(Stored entries)

--------

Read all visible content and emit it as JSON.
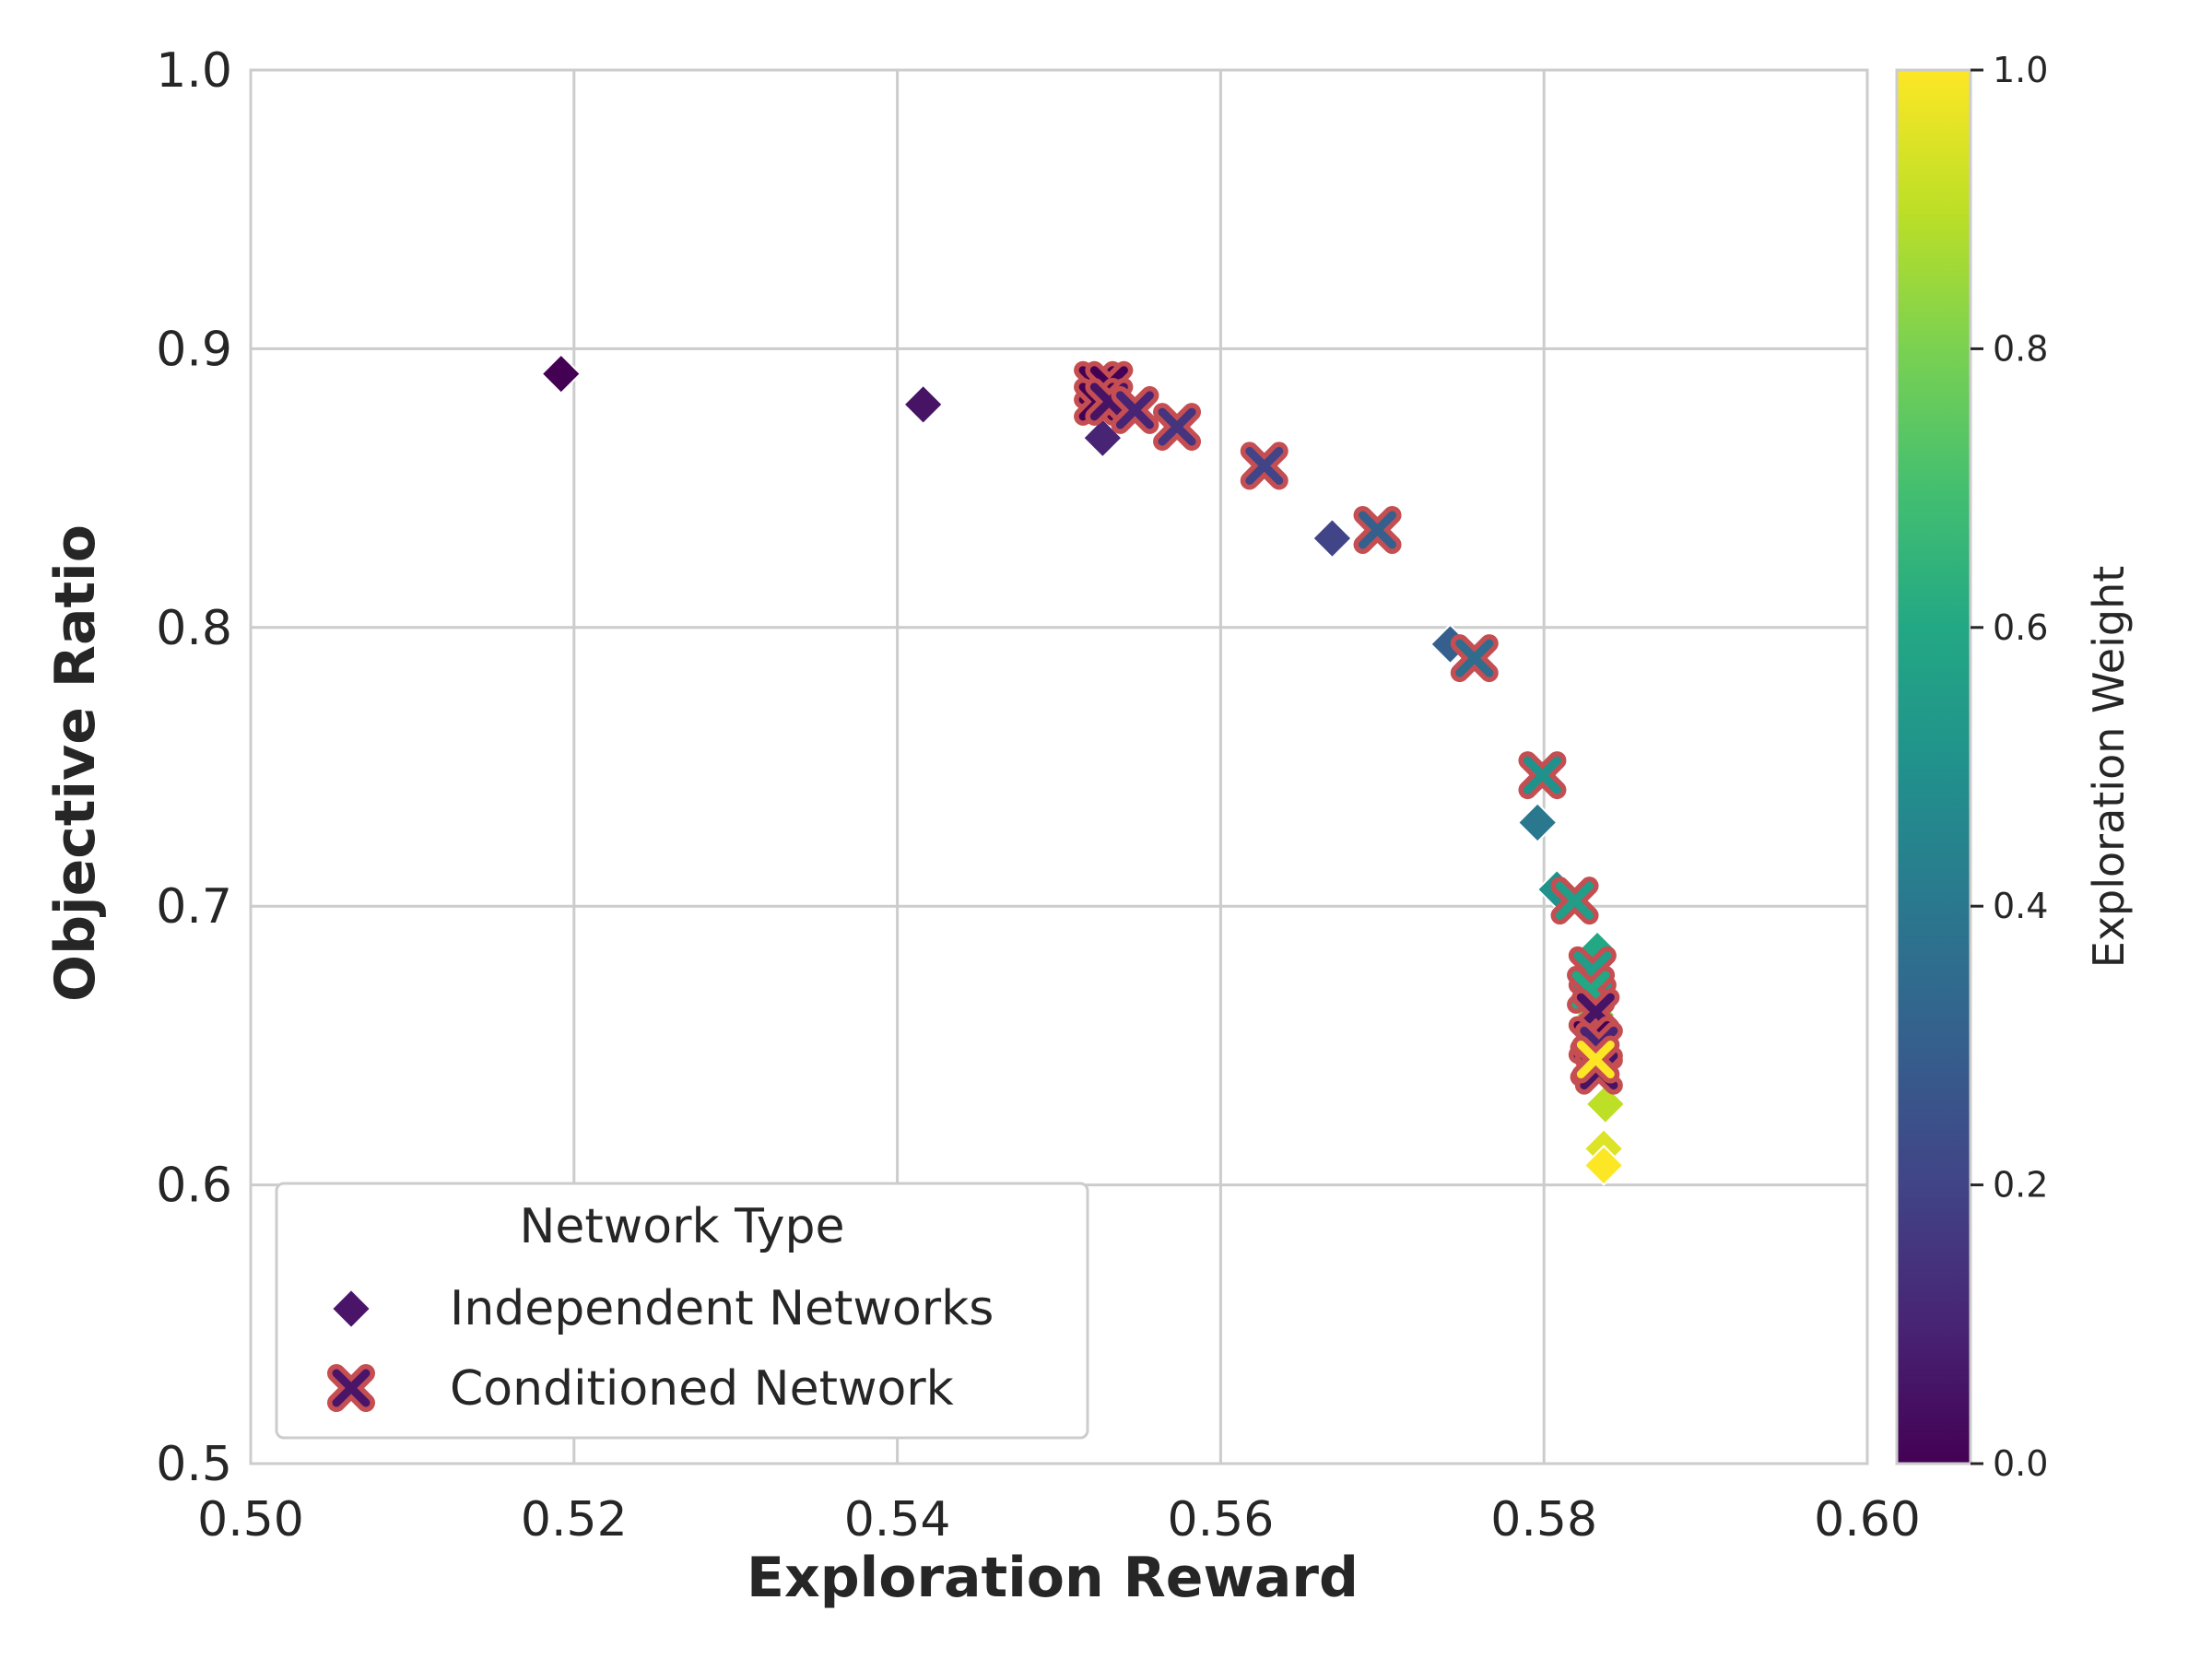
{
  "chart_data": {
    "type": "scatter",
    "xlabel": "Exploration Reward",
    "ylabel": "Objective Ratio",
    "xlim": [
      0.5,
      0.6
    ],
    "ylim": [
      0.5,
      1.0
    ],
    "xticks": [
      0.5,
      0.52,
      0.54,
      0.56,
      0.58,
      0.6
    ],
    "yticks": [
      0.5,
      0.6,
      0.7,
      0.8,
      0.9,
      1.0
    ],
    "xtick_labels": [
      "0.50",
      "0.52",
      "0.54",
      "0.56",
      "0.58",
      "0.60"
    ],
    "ytick_labels": [
      "0.5",
      "0.6",
      "0.7",
      "0.8",
      "0.9",
      "1.0"
    ],
    "grid": true,
    "legend": {
      "title": "Network Type",
      "placement": "bottom-left",
      "entries": [
        "Independent Networks",
        "Conditioned Network"
      ]
    },
    "colorbar": {
      "label": "Exploration Weight",
      "colormap": "viridis",
      "range": [
        0.0,
        1.0
      ],
      "ticks": [
        0.0,
        0.2,
        0.4,
        0.6,
        0.8,
        1.0
      ],
      "tick_labels": [
        "0.0",
        "0.2",
        "0.4",
        "0.6",
        "0.8",
        "1.0"
      ]
    },
    "series": [
      {
        "name": "Independent Networks",
        "marker": "diamond",
        "points": [
          {
            "x": 0.5192,
            "y": 0.891,
            "w": 0.0
          },
          {
            "x": 0.5416,
            "y": 0.88,
            "w": 0.05
          },
          {
            "x": 0.5527,
            "y": 0.868,
            "w": 0.1
          },
          {
            "x": 0.5669,
            "y": 0.832,
            "w": 0.2
          },
          {
            "x": 0.5742,
            "y": 0.794,
            "w": 0.3
          },
          {
            "x": 0.5796,
            "y": 0.73,
            "w": 0.4
          },
          {
            "x": 0.5808,
            "y": 0.706,
            "w": 0.5
          },
          {
            "x": 0.5833,
            "y": 0.684,
            "w": 0.6
          },
          {
            "x": 0.5832,
            "y": 0.661,
            "w": 0.8
          },
          {
            "x": 0.5838,
            "y": 0.629,
            "w": 0.9
          },
          {
            "x": 0.5837,
            "y": 0.613,
            "w": 0.95
          },
          {
            "x": 0.5837,
            "y": 0.607,
            "w": 1.0
          }
        ]
      },
      {
        "name": "Conditioned Network",
        "marker": "x",
        "edge_color": "#c44e52",
        "points": [
          {
            "x": 0.5524,
            "y": 0.887,
            "w": 0.0
          },
          {
            "x": 0.5531,
            "y": 0.887,
            "w": 0.0
          },
          {
            "x": 0.5524,
            "y": 0.881,
            "w": 0.0
          },
          {
            "x": 0.5531,
            "y": 0.881,
            "w": 0.05
          },
          {
            "x": 0.5547,
            "y": 0.878,
            "w": 0.1
          },
          {
            "x": 0.5573,
            "y": 0.872,
            "w": 0.15
          },
          {
            "x": 0.5627,
            "y": 0.858,
            "w": 0.2
          },
          {
            "x": 0.5697,
            "y": 0.835,
            "w": 0.3
          },
          {
            "x": 0.5757,
            "y": 0.789,
            "w": 0.35
          },
          {
            "x": 0.5799,
            "y": 0.747,
            "w": 0.5
          },
          {
            "x": 0.5819,
            "y": 0.702,
            "w": 0.55
          },
          {
            "x": 0.583,
            "y": 0.677,
            "w": 0.55
          },
          {
            "x": 0.5829,
            "y": 0.67,
            "w": 0.6
          },
          {
            "x": 0.5832,
            "y": 0.662,
            "w": 0.05
          },
          {
            "x": 0.583,
            "y": 0.652,
            "w": 0.0
          },
          {
            "x": 0.5834,
            "y": 0.65,
            "w": 0.1
          },
          {
            "x": 0.5831,
            "y": 0.644,
            "w": 0.2
          },
          {
            "x": 0.5834,
            "y": 0.641,
            "w": 0.05
          },
          {
            "x": 0.5832,
            "y": 0.645,
            "w": 1.0
          }
        ]
      }
    ]
  }
}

--------

→ **Task directions**
Every line containing the string "Networks" must be listed.

→ **Answer in full**
        "Independent Networks",
        "name": "Independent Networks",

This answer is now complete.